How many lines in this material include the string "screenshot"? Answer with the number and nothing further.

[Data listing]
--
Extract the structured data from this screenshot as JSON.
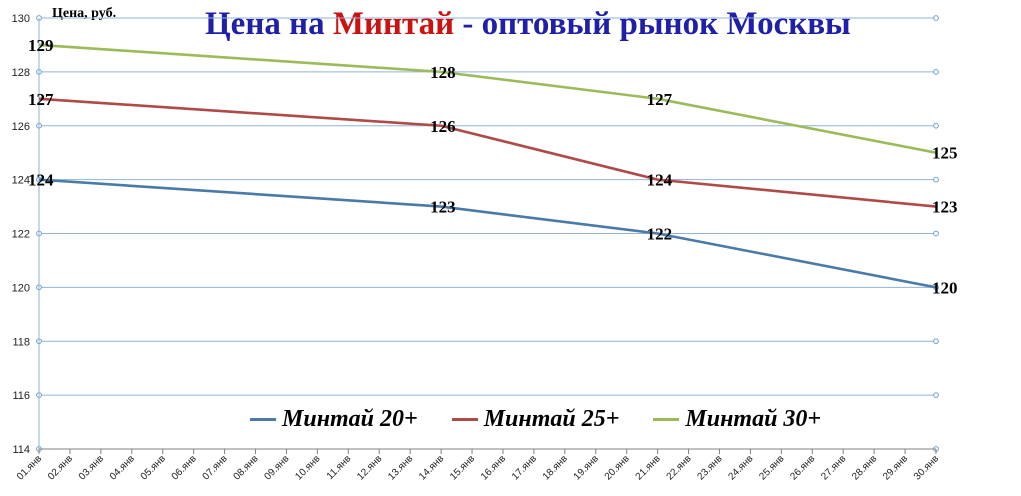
{
  "chart_data": {
    "type": "line",
    "title_parts": [
      "Цена на ",
      "Минтай",
      " - оптовый рынок Москвы"
    ],
    "ylabel": "Цена, руб.",
    "xlabel": "",
    "ylim": [
      114,
      130
    ],
    "yticks": [
      "114",
      "116",
      "118",
      "120",
      "122",
      "124",
      "126",
      "128",
      "130"
    ],
    "categories": [
      "01.янв",
      "02.янв",
      "03.янв",
      "04.янв",
      "05.янв",
      "06.янв",
      "07.янв",
      "08.янв",
      "09.янв",
      "10.янв",
      "11.янв",
      "12.янв",
      "13.янв",
      "14.янв",
      "15.янв",
      "16.янв",
      "17.янв",
      "18.янв",
      "19.янв",
      "20.янв",
      "21.янв",
      "22.янв",
      "23.янв",
      "24.янв",
      "25.янв",
      "26.янв",
      "27.янв",
      "28.янв",
      "29.янв",
      "30.янв"
    ],
    "series": [
      {
        "name": "Минтай 20+",
        "color": "#4a7aa8",
        "points": [
          {
            "x": "01.янв",
            "y": 124
          },
          {
            "x": "14.янв",
            "y": 123
          },
          {
            "x": "21.янв",
            "y": 122
          },
          {
            "x": "30.янв",
            "y": 120
          }
        ]
      },
      {
        "name": "Минтай 25+",
        "color": "#b04a48",
        "points": [
          {
            "x": "01.янв",
            "y": 127
          },
          {
            "x": "14.янв",
            "y": 126
          },
          {
            "x": "21.янв",
            "y": 124
          },
          {
            "x": "30.янв",
            "y": 123
          }
        ]
      },
      {
        "name": "Минтай 30+",
        "color": "#9bbb59",
        "points": [
          {
            "x": "01.янв",
            "y": 129
          },
          {
            "x": "14.янв",
            "y": 128
          },
          {
            "x": "21.янв",
            "y": 127
          },
          {
            "x": "30.янв",
            "y": 125
          }
        ]
      }
    ],
    "grid": true,
    "legend_position": "bottom"
  }
}
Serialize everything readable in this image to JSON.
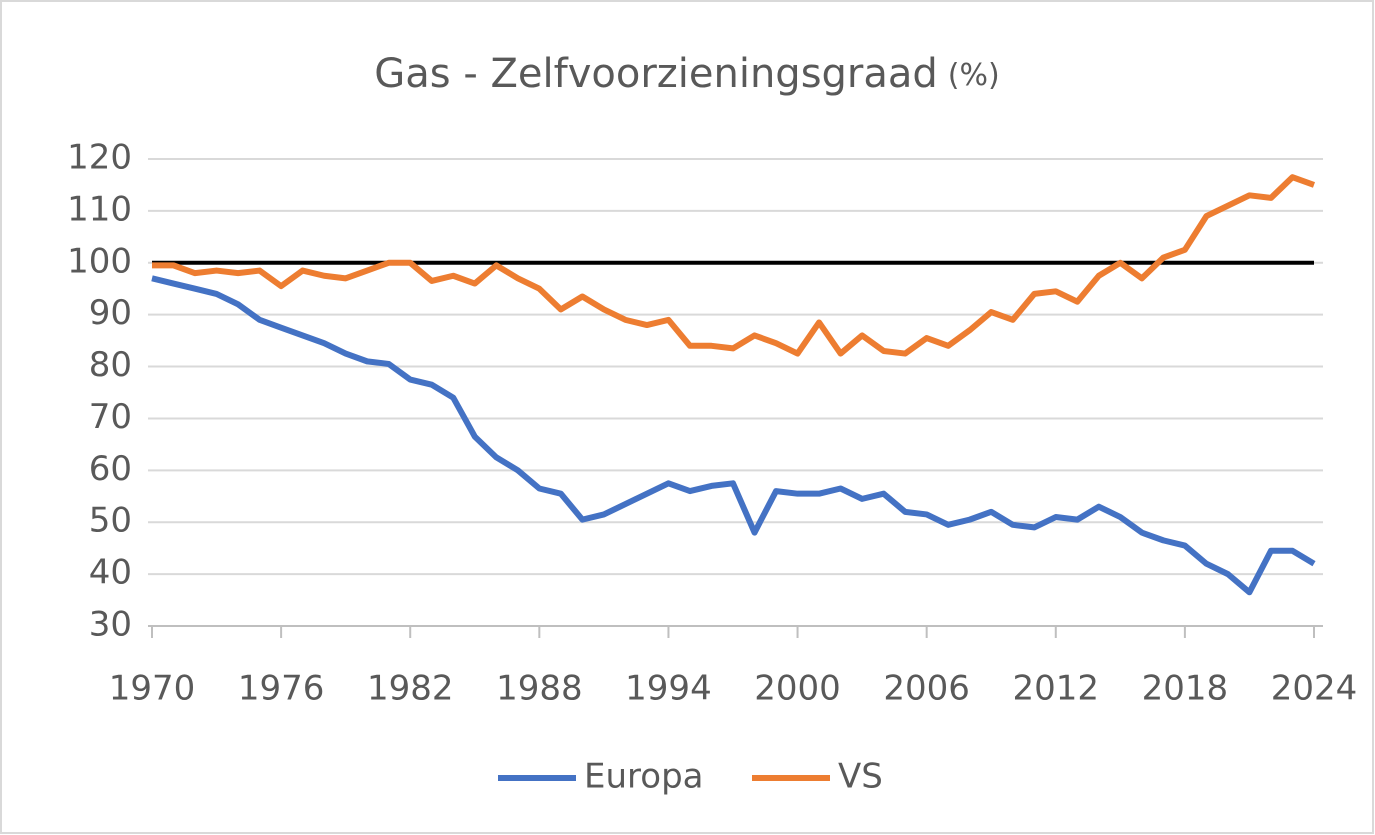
{
  "chart_data": {
    "type": "line",
    "title": "Gas - Zelfvoorzieningsgraad",
    "title_unit": "(%)",
    "x": [
      1970,
      1971,
      1972,
      1973,
      1974,
      1975,
      1976,
      1977,
      1978,
      1979,
      1980,
      1981,
      1982,
      1983,
      1984,
      1985,
      1986,
      1987,
      1988,
      1989,
      1990,
      1991,
      1992,
      1993,
      1994,
      1995,
      1996,
      1997,
      1998,
      1999,
      2000,
      2001,
      2002,
      2003,
      2004,
      2005,
      2006,
      2007,
      2008,
      2009,
      2010,
      2011,
      2012,
      2013,
      2014,
      2015,
      2016,
      2017,
      2018,
      2019,
      2020,
      2021,
      2022,
      2023,
      2024
    ],
    "series": [
      {
        "name": "Europa",
        "color": "#4472c4",
        "values": [
          97,
          96,
          95,
          94,
          92,
          89,
          87.5,
          86,
          84.5,
          82.5,
          81,
          80.5,
          77.5,
          76.5,
          74,
          66.5,
          62.5,
          60,
          56.5,
          55.5,
          50.5,
          51.5,
          53.5,
          55.5,
          57.5,
          56,
          57,
          57.5,
          48,
          56,
          55.5,
          55.5,
          56.5,
          54.5,
          55.5,
          52,
          51.5,
          49.5,
          50.5,
          52,
          49.5,
          49,
          51,
          50.5,
          53,
          51,
          48,
          46.5,
          45.5,
          42,
          40,
          36.5,
          44.5,
          44.5,
          42
        ]
      },
      {
        "name": "VS",
        "color": "#ed7d31",
        "values": [
          99.5,
          99.5,
          98,
          98.5,
          98,
          98.5,
          95.5,
          98.5,
          97.5,
          97,
          98.5,
          100,
          100,
          96.5,
          97.5,
          96,
          99.5,
          97,
          95,
          91,
          93.5,
          91,
          89,
          88,
          89,
          84,
          84,
          83.5,
          86,
          84.5,
          82.5,
          88.5,
          82.5,
          86,
          83,
          82.5,
          85.5,
          84,
          87,
          90.5,
          89,
          94,
          94.5,
          92.5,
          97.5,
          100,
          97,
          101,
          102.5,
          109,
          111,
          113,
          112.5,
          116.5,
          115
        ]
      }
    ],
    "reference_line": 100,
    "xlim": [
      1970,
      2024
    ],
    "xticks": [
      1970,
      1976,
      1982,
      1988,
      1994,
      2000,
      2006,
      2012,
      2018,
      2024
    ],
    "ylim": [
      30,
      120
    ],
    "yticks": [
      30,
      40,
      50,
      60,
      70,
      80,
      90,
      100,
      110,
      120
    ],
    "grid": true,
    "legend": "bottom"
  }
}
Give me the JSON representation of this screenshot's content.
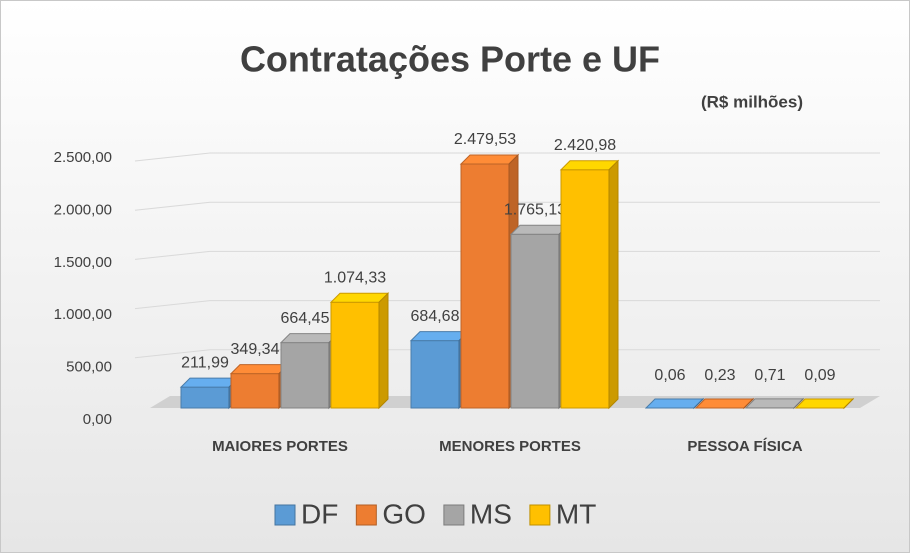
--
CORRECT RESPONSE >>
2